[Dataset items]
┌──

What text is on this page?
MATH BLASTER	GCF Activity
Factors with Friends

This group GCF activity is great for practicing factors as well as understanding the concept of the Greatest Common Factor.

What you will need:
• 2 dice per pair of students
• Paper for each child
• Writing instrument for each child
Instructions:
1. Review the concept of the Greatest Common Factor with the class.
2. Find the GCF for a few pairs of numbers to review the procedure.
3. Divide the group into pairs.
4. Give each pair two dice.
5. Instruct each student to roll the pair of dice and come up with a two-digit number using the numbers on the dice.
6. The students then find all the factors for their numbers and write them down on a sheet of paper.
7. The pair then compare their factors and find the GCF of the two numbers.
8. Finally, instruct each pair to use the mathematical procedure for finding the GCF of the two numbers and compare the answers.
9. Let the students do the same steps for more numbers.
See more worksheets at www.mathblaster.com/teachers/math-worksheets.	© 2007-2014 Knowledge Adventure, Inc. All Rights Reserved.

└──

> **What the exercise asks**: The full set of records should be duplicated exactly.

> **Reply**:
What text is on this page?
MATH BLASTER	GCF Activity
Factors with Friends

This group GCF activity is great for practicing factors as well as understanding the concept of the Greatest Common Factor.

What you will need:
• 2 dice per pair of students
• Paper for each child
• Writing instrument for each child
Instructions:
1. Review the concept of the Greatest Common Factor with the class.
2. Find the GCF for a few pairs of numbers to review the procedure.
3. Divide the group into pairs.
4. Give each pair two dice.
5. Instruct each student to roll the pair of dice and come up with a two-digit number using the numbers on the dice.
6. The students then find all the factors for their numbers and write them down on a sheet of paper.
7. The pair then compare their factors and find the GCF of the two numbers.
8. Finally, instruct each pair to use the mathematical procedure for finding the GCF of the two numbers and compare the answers.
9. Let the students do the same steps for more numbers.
See more worksheets at www.mathblaster.com/teachers/math-worksheets.	© 2007-2014 Knowledge Adventure, Inc. All Rights Reserved.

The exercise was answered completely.